* [Required actions]
(a) Answer these questions about the passage on the Oscars interviews, one answer per line and marked the same way:
(i) In which film did Reese Witherspoon praise Goldie Hawn and Kurt Russell?
(ii) Which actor did Gabourey Sidibe talk about?
(iii) By what age did Adam Sandler say he might look back and feel he had summed it up?
(b) Carry on the passage about the Oscars interviews, writing what comes after its final sentence.

* [Extracted text]
One of the running gimmicks of last night's Oscars was talking-head interviews with a bunch of actors getting really earnest about the magic of the movies and stuff. It bordered on the self-serious (Steve Carell: “What makes a person laugh? What makes a person cry? What makes a person feel anything?”), but for the most part was a nice way for actors to geek out over other actors: Reese Witherspoon sang the praises of Goldie Hawn and Kurt Russell in Overboard, Gabourey Sidibe got real about Daniel Day-Lewis as “a freaking alcoholic with one foot." And then there was Adam Sandler. When it came time for him to speak, he did not say, “I like making movies because I get to hang out with my friends, make a lot of money, and make dick jokes.” He said this: “I’m eventually trying to, one day, tell the truth. I don’t know if I’m ever going to get there, but I’m slowly letting pieces of myself out there and then maybe by the time I’m 85, I’ll look back and say, ‘All right, that about sums it up.’”

* [Material supplied]
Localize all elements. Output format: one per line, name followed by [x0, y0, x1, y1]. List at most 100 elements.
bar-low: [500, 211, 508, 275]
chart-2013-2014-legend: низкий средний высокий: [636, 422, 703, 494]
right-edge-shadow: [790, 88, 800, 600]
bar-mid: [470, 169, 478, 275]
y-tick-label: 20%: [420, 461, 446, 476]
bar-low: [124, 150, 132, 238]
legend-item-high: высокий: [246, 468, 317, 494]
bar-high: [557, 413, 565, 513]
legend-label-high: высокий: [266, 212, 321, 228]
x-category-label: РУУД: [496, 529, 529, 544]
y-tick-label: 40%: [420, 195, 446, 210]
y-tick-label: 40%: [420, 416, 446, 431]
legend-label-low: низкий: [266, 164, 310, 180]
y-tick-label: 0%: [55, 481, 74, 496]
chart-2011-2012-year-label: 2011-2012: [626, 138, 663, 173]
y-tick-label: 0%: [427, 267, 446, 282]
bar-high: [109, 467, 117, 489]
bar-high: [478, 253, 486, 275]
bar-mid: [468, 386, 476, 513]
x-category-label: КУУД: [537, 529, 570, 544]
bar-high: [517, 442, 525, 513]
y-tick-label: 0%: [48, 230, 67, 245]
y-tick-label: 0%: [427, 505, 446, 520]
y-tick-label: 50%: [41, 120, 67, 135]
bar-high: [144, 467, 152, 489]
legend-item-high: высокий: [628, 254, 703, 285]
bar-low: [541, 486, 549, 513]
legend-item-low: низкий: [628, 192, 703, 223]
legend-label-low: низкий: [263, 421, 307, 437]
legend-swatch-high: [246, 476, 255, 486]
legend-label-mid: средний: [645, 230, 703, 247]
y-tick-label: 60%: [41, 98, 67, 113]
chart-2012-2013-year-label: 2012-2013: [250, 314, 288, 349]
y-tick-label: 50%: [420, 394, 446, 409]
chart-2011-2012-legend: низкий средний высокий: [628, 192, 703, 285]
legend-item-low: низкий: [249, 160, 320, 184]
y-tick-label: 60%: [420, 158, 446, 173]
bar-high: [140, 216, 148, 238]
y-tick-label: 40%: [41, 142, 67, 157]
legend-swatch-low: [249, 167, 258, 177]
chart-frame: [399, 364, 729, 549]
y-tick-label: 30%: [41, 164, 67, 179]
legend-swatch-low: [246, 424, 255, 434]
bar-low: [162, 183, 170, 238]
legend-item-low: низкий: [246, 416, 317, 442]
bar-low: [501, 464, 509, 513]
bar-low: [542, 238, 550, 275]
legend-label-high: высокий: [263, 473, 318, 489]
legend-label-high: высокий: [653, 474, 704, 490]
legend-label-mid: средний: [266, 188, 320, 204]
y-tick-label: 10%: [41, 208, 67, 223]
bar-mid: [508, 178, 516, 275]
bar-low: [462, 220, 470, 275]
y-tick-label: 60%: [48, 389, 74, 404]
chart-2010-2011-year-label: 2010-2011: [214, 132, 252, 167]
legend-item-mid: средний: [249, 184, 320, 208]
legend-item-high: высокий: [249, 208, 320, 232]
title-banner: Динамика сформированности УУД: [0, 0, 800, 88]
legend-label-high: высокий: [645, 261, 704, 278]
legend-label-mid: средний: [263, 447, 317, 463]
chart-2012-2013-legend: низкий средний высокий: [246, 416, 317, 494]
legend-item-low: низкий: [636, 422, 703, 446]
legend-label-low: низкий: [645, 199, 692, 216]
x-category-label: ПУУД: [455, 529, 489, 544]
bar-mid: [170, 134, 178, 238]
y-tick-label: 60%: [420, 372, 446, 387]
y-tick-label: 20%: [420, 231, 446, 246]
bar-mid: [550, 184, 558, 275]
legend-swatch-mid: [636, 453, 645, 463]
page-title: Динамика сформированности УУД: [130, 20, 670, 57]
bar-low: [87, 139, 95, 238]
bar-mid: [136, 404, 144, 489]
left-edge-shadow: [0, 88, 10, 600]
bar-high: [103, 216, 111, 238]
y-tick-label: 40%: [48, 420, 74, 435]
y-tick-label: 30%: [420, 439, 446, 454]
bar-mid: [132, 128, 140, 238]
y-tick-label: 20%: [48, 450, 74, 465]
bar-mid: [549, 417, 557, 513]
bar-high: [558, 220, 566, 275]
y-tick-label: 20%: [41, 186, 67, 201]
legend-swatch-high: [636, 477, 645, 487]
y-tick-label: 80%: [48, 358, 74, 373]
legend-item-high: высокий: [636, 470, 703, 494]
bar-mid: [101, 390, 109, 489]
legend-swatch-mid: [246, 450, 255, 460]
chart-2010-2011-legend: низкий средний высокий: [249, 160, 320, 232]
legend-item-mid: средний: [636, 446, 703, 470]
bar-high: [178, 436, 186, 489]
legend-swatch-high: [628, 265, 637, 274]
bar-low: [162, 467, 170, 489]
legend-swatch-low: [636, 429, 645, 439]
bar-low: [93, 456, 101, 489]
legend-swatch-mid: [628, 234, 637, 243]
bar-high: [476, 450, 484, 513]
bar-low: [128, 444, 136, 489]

* [Answers by task]
(a)
(i) Overboard
(ii) Daniel Day-Lewis
(iii) 85

(b)
A controversial comment in any given week, to be sure. But this week — in which Sandler has been nominated for a record 11 Razzies thanks to his many 2011 crimes against cinema — it's particularly explosive. (So unexpected was his record-shattering effort that our esteemed RazzieWatcher fainted dead away, hit his head on his novelty World's Greatest Writer Golden Raspberry statuette, and is currently recovering to a self-curated All About Steve film festival.) Sandler's haul includes Worst Screen Couple (twice), Worst Screenplay (twice), two Worst Picture nominees (Jack and Jill and Bucky Larson: Born to Be a Star), and, amazingly, nominations for both Worst Actor (Jack) and Worst Actress (Jill). And is there any sane man or woman alive out there that has sat through these atrocities and can muster enough courage and determination to dispute these brazen charges? Well, dammit, is there?! [Crickets.]
So: Is Adam Sandler totally out of his mind, or what? First, let's acknowledge that he might just be talking about his serious movies: the excellent, searing Punch-Drunk Love; the problematic but of-value Funny People; the 9/11-y Reign Over Me. Of the three, Funny People seems to address most what Sandler was talking about: His character there is more or less an alternative reality of the kind of rich, sheltered movie-star jerk that Adam could have ended up as. OK, and in his crass, intermittently hilarious mainstream comedies — um … OK … one … one second. What about ... what about that scene in Big Daddy where he teaches the kid how to eat a pizza slice by folding it in half? That's probably something Adam Sandler does in real life, too, right? There's some truth for you!